= The request =
Print every line of the items below word for word, leaving out the pictures.

Element region listings
───
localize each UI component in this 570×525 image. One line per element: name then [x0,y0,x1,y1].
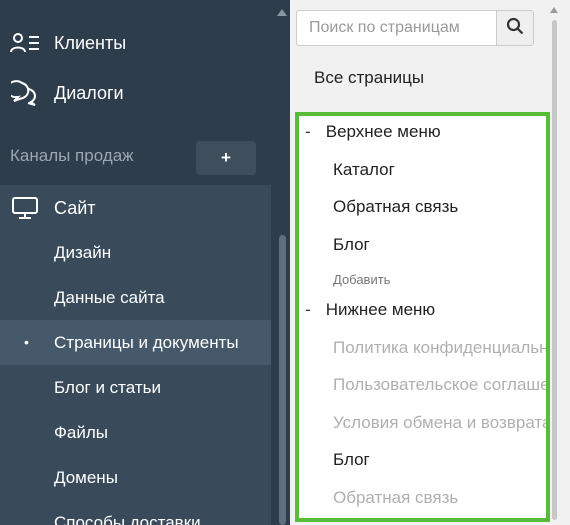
tree-item-blog[interactable]: Блог [333,235,370,255]
clients-icon [10,28,40,58]
sidebar-subitem-site-data[interactable]: Данные сайта [54,283,165,313]
search-bar [296,10,534,46]
tree-group-top-menu[interactable]: - Верхнее меню [305,122,441,142]
tree-group-label: Нижнее меню [325,300,436,319]
tree-item-catalog[interactable]: Каталог [333,160,395,180]
sidebar-item-clients[interactable]: Клиенты [10,28,126,58]
tree-item-feedback-footer[interactable]: Обратная связь [333,488,458,508]
add-channel-button[interactable]: + [196,141,256,175]
tree-item-privacy-policy[interactable]: Политика конфиденциальности [333,338,546,358]
section-label-sales-channels: Каналы продаж [10,146,134,165]
sidebar-subitem-domains[interactable]: Домены [54,463,118,493]
sidebar-subitem-pages-documents[interactable]: Страницы и документы [54,328,239,358]
panel-scroll-up-icon[interactable] [550,7,558,13]
panel-scrollbar[interactable] [552,20,557,520]
sidebar-scrollbar[interactable] [279,235,286,525]
sidebar-subitem-delivery-methods[interactable]: Способы доставки [54,508,201,525]
sidebar-subitem-design[interactable]: Дизайн [54,238,111,268]
add-item-link[interactable]: Добавить [333,272,390,287]
pages-panel: Все страницы - Верхнее меню Каталог Обра… [290,0,570,525]
search-icon [506,17,524,40]
menu-tree: - Верхнее меню Каталог Обратная связь Бл… [295,112,550,522]
tree-item-blog-footer[interactable]: Блог [333,450,370,470]
monitor-icon [10,193,40,223]
tree-item-user-agreement[interactable]: Пользовательское соглашение [333,375,546,395]
tree-item-feedback[interactable]: Обратная связь [333,197,458,217]
dialogs-icon [10,78,40,108]
search-input[interactable] [296,10,496,46]
collapse-dash-icon[interactable]: - [305,300,321,320]
tree-group-label: Верхнее меню [325,122,441,141]
sidebar-item-label: Диалоги [54,82,124,103]
sidebar: Клиенты Диалоги Каналы продаж + Сайт Диз… [0,0,290,525]
sidebar-subitem-files[interactable]: Файлы [54,418,108,448]
tree-group-bottom-menu[interactable]: - Нижнее меню [305,300,435,320]
sidebar-item-site[interactable]: Сайт [10,193,96,223]
sidebar-item-dialogs[interactable]: Диалоги [10,78,124,108]
sidebar-item-label: Клиенты [54,32,127,53]
search-button[interactable] [496,10,534,46]
sidebar-scroll-up-icon[interactable] [277,9,287,16]
all-pages-link[interactable]: Все страницы [314,68,424,88]
collapse-dash-icon[interactable]: - [305,122,321,142]
sidebar-item-label: Сайт [54,197,96,218]
active-bullet: • [24,334,29,350]
sidebar-subitem-blog-articles[interactable]: Блог и статьи [54,373,161,403]
tree-item-exchange-return[interactable]: Условия обмена и возврата [333,413,546,433]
───
= Full response =
localize each UI component in this 570×525 image. One line per element: name then [x0,y0,x1,y1].
tree-item-blog[interactable]: Блог [333,235,370,255]
clients-icon [10,28,40,58]
sidebar-subitem-site-data[interactable]: Данные сайта [54,283,165,313]
search-bar [296,10,534,46]
tree-group-top-menu[interactable]: - Верхнее меню [305,122,441,142]
tree-group-label: Нижнее меню [325,300,436,319]
tree-item-catalog[interactable]: Каталог [333,160,395,180]
sidebar-item-clients[interactable]: Клиенты [10,28,126,58]
tree-item-feedback-footer[interactable]: Обратная связь [333,488,458,508]
add-channel-button[interactable]: + [196,141,256,175]
tree-item-privacy-policy[interactable]: Политика конфиденциальности [333,338,546,358]
section-label-sales-channels: Каналы продаж [10,146,134,165]
sidebar-subitem-domains[interactable]: Домены [54,463,118,493]
sidebar-subitem-pages-documents[interactable]: Страницы и документы [54,328,239,358]
panel-scroll-up-icon[interactable] [550,7,558,13]
panel-scrollbar[interactable] [552,20,557,520]
sidebar-scrollbar[interactable] [279,235,286,525]
sidebar-subitem-delivery-methods[interactable]: Способы доставки [54,508,201,525]
sidebar-subitem-design[interactable]: Дизайн [54,238,111,268]
add-item-link[interactable]: Добавить [333,272,390,287]
pages-panel: Все страницы - Верхнее меню Каталог Обра… [290,0,570,525]
search-icon [506,17,524,40]
menu-tree: - Верхнее меню Каталог Обратная связь Бл… [295,112,550,522]
tree-item-blog-footer[interactable]: Блог [333,450,370,470]
monitor-icon [10,193,40,223]
tree-item-user-agreement[interactable]: Пользовательское соглашение [333,375,546,395]
tree-item-feedback[interactable]: Обратная связь [333,197,458,217]
dialogs-icon [10,78,40,108]
search-input[interactable] [296,10,496,46]
collapse-dash-icon[interactable]: - [305,300,321,320]
tree-group-label: Верхнее меню [325,122,441,141]
sidebar-item-label: Диалоги [54,82,124,103]
sidebar: Клиенты Диалоги Каналы продаж + Сайт Диз… [0,0,290,525]
sidebar-subitem-files[interactable]: Файлы [54,418,108,448]
tree-group-bottom-menu[interactable]: - Нижнее меню [305,300,435,320]
sidebar-item-site[interactable]: Сайт [10,193,96,223]
sidebar-item-dialogs[interactable]: Диалоги [10,78,124,108]
sidebar-item-label: Клиенты [54,32,127,53]
search-button[interactable] [496,10,534,46]
sidebar-scroll-up-icon[interactable] [277,9,287,16]
all-pages-link[interactable]: Все страницы [314,68,424,88]
collapse-dash-icon[interactable]: - [305,122,321,142]
sidebar-item-label: Сайт [54,197,96,218]
active-bullet: • [24,334,29,350]
sidebar-subitem-blog-articles[interactable]: Блог и статьи [54,373,161,403]
tree-item-exchange-return[interactable]: Условия обмена и возврата [333,413,546,433]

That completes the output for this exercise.